--- begin Dataset ---
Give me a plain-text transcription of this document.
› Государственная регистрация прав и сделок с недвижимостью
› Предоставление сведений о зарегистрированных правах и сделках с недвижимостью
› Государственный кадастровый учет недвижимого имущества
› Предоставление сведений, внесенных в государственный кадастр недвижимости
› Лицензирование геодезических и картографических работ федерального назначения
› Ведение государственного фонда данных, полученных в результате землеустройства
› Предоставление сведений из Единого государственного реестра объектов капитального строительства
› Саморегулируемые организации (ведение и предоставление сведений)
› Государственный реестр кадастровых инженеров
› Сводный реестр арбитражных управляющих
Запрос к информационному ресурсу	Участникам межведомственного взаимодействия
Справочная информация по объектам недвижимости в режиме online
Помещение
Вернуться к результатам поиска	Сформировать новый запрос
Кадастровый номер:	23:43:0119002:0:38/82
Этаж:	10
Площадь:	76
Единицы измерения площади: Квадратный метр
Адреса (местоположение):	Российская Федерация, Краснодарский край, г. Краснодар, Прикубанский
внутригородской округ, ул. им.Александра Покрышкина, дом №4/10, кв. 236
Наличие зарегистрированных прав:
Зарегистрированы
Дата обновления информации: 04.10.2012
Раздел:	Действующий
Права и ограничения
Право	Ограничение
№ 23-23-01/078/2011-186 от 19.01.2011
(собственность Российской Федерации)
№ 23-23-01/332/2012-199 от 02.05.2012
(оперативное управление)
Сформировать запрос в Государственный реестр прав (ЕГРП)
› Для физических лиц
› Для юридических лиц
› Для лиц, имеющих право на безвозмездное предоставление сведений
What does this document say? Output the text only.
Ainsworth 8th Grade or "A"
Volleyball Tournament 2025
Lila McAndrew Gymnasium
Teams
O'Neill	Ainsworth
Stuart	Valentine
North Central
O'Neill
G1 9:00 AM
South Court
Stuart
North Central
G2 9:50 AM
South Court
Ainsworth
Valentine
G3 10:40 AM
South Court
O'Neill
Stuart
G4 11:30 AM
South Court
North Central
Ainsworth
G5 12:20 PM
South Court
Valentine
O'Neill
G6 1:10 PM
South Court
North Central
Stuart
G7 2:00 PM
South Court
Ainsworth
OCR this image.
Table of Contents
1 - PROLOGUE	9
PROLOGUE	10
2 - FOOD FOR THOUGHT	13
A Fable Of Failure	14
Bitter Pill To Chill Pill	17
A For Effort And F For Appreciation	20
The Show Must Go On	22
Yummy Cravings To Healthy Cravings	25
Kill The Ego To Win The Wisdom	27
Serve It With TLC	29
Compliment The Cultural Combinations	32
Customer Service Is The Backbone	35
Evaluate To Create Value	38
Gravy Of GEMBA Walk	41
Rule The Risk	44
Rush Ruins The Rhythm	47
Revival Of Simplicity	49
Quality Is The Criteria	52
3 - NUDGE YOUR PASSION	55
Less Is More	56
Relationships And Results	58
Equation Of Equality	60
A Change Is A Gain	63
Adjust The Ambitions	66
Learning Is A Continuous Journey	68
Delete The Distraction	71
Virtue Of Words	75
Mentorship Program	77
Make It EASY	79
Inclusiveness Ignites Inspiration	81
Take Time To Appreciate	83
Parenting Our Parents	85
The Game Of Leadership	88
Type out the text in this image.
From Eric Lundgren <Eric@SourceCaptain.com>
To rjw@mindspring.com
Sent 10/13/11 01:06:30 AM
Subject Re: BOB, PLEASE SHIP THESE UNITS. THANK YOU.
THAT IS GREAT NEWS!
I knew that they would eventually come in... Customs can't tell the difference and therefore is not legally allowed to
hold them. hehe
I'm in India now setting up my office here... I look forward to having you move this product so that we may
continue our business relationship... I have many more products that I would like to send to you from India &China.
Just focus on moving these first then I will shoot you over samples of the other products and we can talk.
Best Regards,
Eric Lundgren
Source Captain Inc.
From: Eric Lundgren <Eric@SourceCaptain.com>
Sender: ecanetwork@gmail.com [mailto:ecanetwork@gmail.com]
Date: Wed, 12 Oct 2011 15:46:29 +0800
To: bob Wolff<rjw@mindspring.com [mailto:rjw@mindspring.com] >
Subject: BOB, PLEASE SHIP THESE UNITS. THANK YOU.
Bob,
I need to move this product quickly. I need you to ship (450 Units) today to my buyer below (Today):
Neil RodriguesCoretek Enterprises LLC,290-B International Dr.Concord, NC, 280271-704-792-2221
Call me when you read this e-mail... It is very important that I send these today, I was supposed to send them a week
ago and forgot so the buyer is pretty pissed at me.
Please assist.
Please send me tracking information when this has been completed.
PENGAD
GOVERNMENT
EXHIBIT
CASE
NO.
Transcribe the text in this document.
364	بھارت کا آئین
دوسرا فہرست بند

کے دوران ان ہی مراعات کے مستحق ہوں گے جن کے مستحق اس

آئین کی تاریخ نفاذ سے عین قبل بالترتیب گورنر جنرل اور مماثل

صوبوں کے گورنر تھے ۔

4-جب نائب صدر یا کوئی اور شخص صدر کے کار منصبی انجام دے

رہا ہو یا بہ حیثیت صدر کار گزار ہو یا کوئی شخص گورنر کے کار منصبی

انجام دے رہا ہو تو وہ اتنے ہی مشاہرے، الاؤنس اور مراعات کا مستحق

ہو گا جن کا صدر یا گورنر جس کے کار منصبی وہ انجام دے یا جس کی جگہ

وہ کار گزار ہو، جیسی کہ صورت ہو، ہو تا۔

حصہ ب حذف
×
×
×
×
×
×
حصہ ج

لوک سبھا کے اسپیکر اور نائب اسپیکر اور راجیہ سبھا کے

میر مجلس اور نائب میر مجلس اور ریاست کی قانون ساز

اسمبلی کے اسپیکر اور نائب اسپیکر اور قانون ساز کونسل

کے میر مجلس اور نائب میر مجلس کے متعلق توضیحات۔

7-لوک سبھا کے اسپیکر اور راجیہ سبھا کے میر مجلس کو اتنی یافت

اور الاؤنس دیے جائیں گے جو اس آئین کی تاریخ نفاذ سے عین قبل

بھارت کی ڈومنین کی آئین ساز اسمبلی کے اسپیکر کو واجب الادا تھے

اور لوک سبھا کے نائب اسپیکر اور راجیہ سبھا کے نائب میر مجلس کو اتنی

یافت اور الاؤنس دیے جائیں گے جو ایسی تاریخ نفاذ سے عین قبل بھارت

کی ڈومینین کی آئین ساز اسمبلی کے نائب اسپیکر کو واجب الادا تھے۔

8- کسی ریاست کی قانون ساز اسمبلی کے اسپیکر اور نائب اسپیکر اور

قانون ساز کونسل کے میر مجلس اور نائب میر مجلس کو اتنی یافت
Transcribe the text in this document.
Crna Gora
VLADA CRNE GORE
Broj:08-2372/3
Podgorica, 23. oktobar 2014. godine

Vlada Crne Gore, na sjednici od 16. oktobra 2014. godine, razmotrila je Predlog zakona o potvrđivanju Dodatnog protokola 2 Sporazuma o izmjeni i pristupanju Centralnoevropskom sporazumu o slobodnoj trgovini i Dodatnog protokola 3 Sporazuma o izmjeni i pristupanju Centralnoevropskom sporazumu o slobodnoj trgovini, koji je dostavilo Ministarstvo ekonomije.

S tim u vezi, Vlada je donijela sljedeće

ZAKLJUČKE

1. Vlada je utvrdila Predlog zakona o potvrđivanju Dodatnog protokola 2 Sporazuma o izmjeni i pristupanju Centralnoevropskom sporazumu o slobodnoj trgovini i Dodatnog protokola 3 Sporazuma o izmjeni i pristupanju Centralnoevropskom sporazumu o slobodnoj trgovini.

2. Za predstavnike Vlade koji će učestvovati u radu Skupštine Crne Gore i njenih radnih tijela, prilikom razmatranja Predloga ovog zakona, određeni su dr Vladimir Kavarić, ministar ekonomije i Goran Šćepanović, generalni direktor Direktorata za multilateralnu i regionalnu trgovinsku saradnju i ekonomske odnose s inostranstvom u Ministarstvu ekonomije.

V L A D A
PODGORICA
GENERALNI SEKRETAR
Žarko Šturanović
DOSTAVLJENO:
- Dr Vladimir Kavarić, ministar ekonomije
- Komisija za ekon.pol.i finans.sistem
--- end Dataset ---
## Aim of the exercise
Scan the material and collect every line that contains "گزار".

## Task output
رہا ہو یا بہ حیثیت صدر کار گزار ہو یا کوئی شخص گورنر کے کار منصبی
وہ کار گزار ہو، جیسی کہ صورت ہو، ہو تا۔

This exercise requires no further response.